Extracted data entries
===
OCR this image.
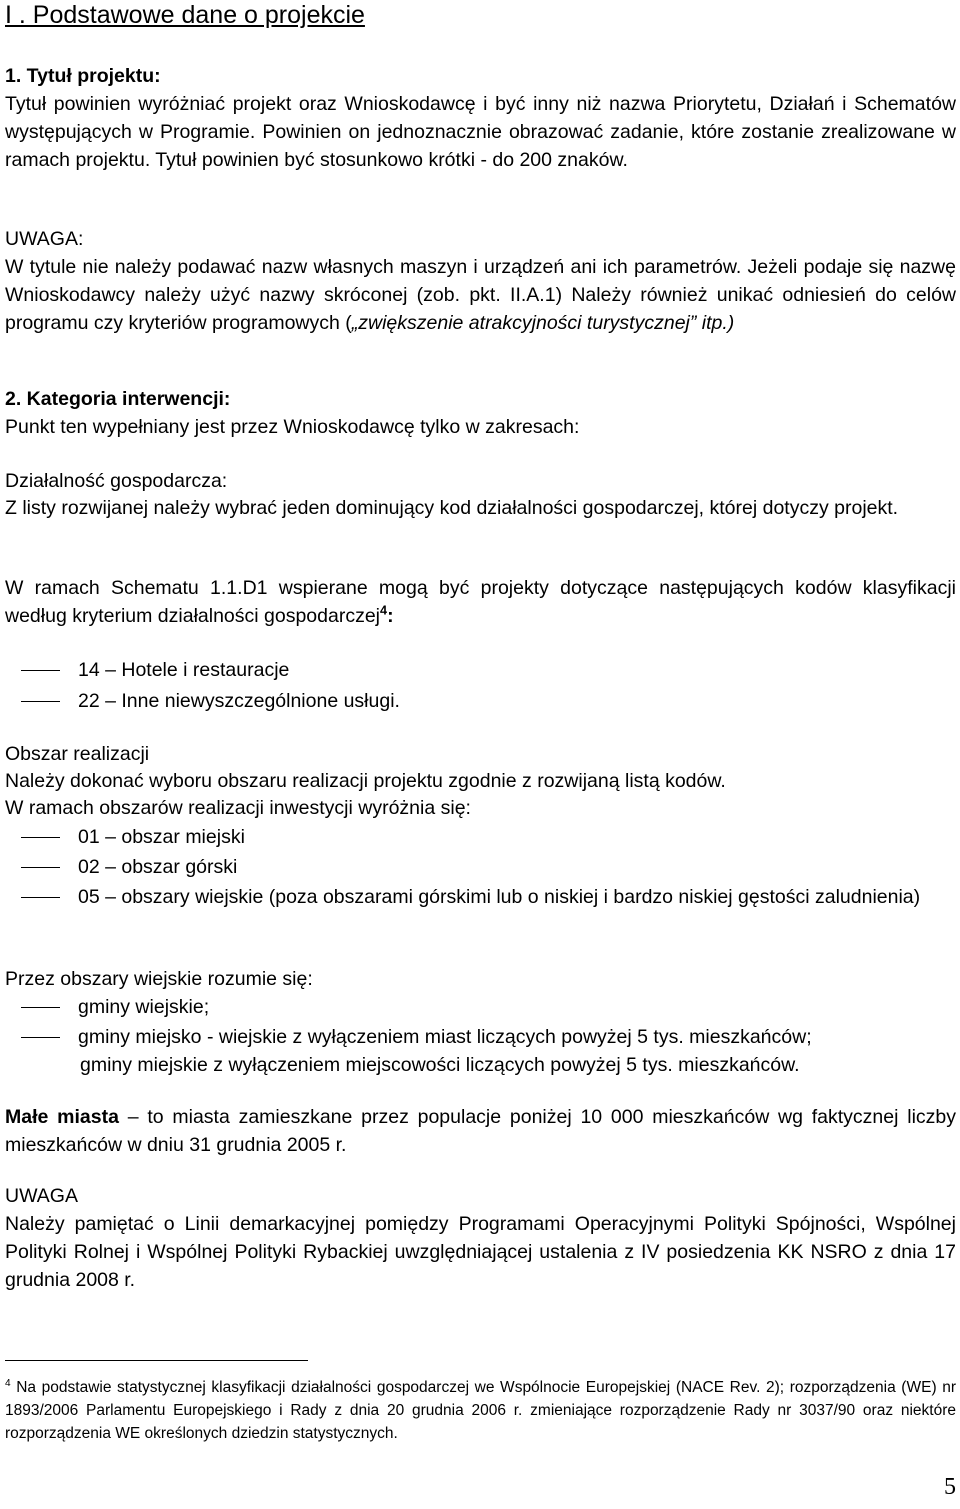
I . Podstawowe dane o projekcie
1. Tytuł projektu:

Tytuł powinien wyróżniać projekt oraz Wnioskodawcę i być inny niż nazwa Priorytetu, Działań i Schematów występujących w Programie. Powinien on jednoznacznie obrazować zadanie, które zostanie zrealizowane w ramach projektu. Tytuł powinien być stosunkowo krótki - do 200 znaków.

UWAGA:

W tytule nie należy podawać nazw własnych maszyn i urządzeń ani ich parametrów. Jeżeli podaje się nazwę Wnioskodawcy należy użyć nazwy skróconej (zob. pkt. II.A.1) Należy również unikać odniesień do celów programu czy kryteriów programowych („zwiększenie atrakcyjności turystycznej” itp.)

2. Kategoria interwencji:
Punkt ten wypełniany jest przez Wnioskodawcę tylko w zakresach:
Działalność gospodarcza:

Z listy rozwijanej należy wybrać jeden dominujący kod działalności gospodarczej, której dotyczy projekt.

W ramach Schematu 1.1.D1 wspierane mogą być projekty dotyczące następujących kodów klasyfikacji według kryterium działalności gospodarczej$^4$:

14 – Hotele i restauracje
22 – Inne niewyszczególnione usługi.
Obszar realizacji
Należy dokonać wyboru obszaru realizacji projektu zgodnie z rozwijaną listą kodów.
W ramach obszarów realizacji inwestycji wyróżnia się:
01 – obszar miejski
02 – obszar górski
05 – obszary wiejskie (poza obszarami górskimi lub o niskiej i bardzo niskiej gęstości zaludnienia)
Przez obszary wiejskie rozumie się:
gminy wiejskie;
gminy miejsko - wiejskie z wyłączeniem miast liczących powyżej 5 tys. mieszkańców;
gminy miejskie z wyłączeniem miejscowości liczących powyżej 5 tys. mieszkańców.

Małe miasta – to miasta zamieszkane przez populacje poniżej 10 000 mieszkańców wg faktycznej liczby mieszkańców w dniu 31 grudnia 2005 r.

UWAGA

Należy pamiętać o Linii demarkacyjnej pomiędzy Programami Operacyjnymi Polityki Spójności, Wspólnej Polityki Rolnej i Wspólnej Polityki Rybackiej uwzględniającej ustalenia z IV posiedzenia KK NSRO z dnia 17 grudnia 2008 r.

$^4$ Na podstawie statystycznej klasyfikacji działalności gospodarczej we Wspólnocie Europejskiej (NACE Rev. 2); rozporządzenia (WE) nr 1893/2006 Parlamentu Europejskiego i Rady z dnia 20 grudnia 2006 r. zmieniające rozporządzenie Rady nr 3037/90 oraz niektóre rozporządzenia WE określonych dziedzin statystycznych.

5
===
Pull out all lines of the data with the string "obszary".

05 – obszary wiejskie (poza obszarami górskimi lub o niskiej i bardzo niskiej gęstości zaludnienia)
Przez obszary wiejskie rozumie się:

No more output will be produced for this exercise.